_Stated exercise_
Note how many lines in the entries contain the string "panel", then give that number and nothing else.

▬▬▬▬▬▬

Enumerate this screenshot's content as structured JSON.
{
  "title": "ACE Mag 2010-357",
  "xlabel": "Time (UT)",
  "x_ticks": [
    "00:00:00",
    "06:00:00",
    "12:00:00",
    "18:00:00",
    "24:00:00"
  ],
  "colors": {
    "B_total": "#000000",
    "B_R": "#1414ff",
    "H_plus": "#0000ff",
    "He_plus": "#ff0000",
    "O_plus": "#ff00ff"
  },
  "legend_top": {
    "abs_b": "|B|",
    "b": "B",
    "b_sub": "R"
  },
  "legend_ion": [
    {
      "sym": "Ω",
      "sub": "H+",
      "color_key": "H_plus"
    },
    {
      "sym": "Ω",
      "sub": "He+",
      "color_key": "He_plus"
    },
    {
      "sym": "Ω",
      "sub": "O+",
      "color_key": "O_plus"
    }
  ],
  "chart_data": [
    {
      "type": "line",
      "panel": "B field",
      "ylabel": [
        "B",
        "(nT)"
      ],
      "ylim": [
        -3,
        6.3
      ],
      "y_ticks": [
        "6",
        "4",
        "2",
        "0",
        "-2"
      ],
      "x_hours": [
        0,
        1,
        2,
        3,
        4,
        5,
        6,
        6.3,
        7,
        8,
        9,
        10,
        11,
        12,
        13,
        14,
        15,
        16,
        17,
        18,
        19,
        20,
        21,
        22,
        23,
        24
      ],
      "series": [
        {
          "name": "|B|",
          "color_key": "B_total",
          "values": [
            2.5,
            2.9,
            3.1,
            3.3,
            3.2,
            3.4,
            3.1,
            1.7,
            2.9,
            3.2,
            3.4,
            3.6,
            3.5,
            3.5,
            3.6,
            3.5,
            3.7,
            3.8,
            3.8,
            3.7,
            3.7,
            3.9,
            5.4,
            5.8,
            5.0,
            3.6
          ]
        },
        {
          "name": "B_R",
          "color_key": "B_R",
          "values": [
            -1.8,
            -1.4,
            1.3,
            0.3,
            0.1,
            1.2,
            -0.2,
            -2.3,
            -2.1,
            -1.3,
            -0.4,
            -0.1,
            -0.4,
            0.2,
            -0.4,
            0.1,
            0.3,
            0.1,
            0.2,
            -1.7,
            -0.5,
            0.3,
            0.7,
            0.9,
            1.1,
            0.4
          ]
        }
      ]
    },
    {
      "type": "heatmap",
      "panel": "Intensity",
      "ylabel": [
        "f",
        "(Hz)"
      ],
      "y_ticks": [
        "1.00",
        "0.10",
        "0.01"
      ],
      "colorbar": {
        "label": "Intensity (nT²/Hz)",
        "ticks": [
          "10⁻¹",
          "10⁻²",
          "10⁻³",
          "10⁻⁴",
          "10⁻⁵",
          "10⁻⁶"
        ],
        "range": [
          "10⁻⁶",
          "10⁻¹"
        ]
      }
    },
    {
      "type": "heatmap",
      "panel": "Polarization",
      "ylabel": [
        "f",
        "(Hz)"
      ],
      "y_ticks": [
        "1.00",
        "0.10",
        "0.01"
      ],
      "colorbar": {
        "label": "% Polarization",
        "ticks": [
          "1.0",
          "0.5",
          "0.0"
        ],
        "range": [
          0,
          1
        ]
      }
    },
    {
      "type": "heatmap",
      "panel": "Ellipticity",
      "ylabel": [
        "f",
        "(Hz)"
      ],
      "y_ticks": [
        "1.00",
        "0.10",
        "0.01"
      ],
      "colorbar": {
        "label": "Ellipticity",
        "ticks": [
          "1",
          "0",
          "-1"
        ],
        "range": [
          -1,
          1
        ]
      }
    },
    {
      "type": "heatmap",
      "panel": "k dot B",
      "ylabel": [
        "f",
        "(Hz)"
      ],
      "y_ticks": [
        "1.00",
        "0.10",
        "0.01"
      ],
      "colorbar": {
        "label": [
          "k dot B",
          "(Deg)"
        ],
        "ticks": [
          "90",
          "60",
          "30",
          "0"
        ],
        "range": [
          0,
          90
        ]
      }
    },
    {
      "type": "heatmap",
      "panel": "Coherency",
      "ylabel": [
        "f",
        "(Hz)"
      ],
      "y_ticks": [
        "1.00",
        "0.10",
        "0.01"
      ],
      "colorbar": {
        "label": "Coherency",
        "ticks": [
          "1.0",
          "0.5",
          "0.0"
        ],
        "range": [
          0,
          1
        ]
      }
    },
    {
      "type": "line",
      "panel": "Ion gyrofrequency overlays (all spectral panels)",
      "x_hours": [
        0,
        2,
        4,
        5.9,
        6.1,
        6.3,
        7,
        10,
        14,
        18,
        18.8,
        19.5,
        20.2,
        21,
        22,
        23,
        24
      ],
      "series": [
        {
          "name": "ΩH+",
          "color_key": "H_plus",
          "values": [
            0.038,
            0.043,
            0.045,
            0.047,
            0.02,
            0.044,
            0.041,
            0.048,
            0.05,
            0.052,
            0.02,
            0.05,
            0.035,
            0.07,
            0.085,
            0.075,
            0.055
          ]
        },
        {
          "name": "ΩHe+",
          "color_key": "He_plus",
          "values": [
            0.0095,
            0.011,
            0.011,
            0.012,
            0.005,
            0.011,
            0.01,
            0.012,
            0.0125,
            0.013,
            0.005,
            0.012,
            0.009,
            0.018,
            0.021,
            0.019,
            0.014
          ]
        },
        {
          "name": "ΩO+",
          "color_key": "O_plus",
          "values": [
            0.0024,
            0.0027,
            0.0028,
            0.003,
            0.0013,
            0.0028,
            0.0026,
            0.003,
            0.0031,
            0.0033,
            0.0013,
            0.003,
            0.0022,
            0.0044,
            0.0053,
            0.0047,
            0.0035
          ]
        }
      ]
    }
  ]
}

▬▬▬▬▬▬

_Task result_
7